Nothing should be left out: output all of the entries exactly.

Dataset items
<<<<
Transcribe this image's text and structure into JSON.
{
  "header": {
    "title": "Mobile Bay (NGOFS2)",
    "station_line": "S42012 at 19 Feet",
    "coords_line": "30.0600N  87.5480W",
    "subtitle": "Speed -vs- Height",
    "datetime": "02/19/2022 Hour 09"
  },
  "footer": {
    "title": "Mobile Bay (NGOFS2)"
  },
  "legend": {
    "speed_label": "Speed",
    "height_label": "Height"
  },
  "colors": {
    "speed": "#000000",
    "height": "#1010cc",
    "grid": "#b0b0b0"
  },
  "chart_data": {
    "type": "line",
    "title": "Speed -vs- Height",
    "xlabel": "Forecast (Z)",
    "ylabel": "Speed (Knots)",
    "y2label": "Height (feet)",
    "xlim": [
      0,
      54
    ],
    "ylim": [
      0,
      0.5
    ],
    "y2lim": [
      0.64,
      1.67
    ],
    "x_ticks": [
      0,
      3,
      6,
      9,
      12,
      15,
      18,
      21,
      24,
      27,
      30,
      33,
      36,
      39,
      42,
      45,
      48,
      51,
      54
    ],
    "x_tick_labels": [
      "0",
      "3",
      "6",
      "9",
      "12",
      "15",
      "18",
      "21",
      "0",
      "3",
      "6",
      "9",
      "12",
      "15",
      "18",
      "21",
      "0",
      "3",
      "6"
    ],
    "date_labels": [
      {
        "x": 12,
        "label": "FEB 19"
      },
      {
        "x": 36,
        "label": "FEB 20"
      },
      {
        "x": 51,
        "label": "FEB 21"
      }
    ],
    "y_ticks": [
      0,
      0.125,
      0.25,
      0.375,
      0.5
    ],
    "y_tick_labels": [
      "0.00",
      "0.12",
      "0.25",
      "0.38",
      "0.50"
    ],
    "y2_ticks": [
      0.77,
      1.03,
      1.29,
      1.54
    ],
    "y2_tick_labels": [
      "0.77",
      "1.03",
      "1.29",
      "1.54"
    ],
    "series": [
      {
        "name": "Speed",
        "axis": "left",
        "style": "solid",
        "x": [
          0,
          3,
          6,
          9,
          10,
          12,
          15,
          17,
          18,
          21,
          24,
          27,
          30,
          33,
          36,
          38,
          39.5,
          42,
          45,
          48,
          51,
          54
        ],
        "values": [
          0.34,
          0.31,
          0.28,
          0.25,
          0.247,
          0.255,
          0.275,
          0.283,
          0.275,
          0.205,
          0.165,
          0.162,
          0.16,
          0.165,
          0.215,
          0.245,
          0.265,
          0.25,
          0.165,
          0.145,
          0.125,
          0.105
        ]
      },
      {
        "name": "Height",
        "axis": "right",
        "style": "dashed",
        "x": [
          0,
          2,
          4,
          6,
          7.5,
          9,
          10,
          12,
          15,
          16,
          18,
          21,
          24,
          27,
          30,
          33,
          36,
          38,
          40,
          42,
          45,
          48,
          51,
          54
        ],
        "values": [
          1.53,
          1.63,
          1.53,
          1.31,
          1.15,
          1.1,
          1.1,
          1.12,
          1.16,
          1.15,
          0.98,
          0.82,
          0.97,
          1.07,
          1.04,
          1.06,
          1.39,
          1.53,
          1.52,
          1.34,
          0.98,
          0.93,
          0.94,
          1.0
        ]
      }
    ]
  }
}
>>>>
__EXERCISE RESPONSE__
Transcribe this image's text and structure into JSON.
{
  "header": {
    "title": "Mobile Bay (NGOFS2)",
    "station_line": "S42012 at 19 Feet",
    "coords_line": "30.0600N  87.5480W",
    "subtitle": "Speed -vs- Height",
    "datetime": "02/19/2022 Hour 09"
  },
  "footer": {
    "title": "Mobile Bay (NGOFS2)"
  },
  "legend": {
    "speed_label": "Speed",
    "height_label": "Height"
  },
  "colors": {
    "speed": "#000000",
    "height": "#1010cc",
    "grid": "#b0b0b0"
  },
  "chart_data": {
    "type": "line",
    "title": "Speed -vs- Height",
    "xlabel": "Forecast (Z)",
    "ylabel": "Speed (Knots)",
    "y2label": "Height (feet)",
    "xlim": [
      0,
      54
    ],
    "ylim": [
      0,
      0.5
    ],
    "y2lim": [
      0.64,
      1.67
    ],
    "x_ticks": [
      0,
      3,
      6,
      9,
      12,
      15,
      18,
      21,
      24,
      27,
      30,
      33,
      36,
      39,
      42,
      45,
      48,
      51,
      54
    ],
    "x_tick_labels": [
      "0",
      "3",
      "6",
      "9",
      "12",
      "15",
      "18",
      "21",
      "0",
      "3",
      "6",
      "9",
      "12",
      "15",
      "18",
      "21",
      "0",
      "3",
      "6"
    ],
    "date_labels": [
      {
        "x": 12,
        "label": "FEB 19"
      },
      {
        "x": 36,
        "label": "FEB 20"
      },
      {
        "x": 51,
        "label": "FEB 21"
      }
    ],
    "y_ticks": [
      0,
      0.125,
      0.25,
      0.375,
      0.5
    ],
    "y_tick_labels": [
      "0.00",
      "0.12",
      "0.25",
      "0.38",
      "0.50"
    ],
    "y2_ticks": [
      0.77,
      1.03,
      1.29,
      1.54
    ],
    "y2_tick_labels": [
      "0.77",
      "1.03",
      "1.29",
      "1.54"
    ],
    "series": [
      {
        "name": "Speed",
        "axis": "left",
        "style": "solid",
        "x": [
          0,
          3,
          6,
          9,
          10,
          12,
          15,
          17,
          18,
          21,
          24,
          27,
          30,
          33,
          36,
          38,
          39.5,
          42,
          45,
          48,
          51,
          54
        ],
        "values": [
          0.34,
          0.31,
          0.28,
          0.25,
          0.247,
          0.255,
          0.275,
          0.283,
          0.275,
          0.205,
          0.165,
          0.162,
          0.16,
          0.165,
          0.215,
          0.245,
          0.265,
          0.25,
          0.165,
          0.145,
          0.125,
          0.105
        ]
      },
      {
        "name": "Height",
        "axis": "right",
        "style": "dashed",
        "x": [
          0,
          2,
          4,
          6,
          7.5,
          9,
          10,
          12,
          15,
          16,
          18,
          21,
          24,
          27,
          30,
          33,
          36,
          38,
          40,
          42,
          45,
          48,
          51,
          54
        ],
        "values": [
          1.53,
          1.63,
          1.53,
          1.31,
          1.15,
          1.1,
          1.1,
          1.12,
          1.16,
          1.15,
          0.98,
          0.82,
          0.97,
          1.07,
          1.04,
          1.06,
          1.39,
          1.53,
          1.52,
          1.34,
          0.98,
          0.93,
          0.94,
          1.0
        ]
      }
    ]
  }
}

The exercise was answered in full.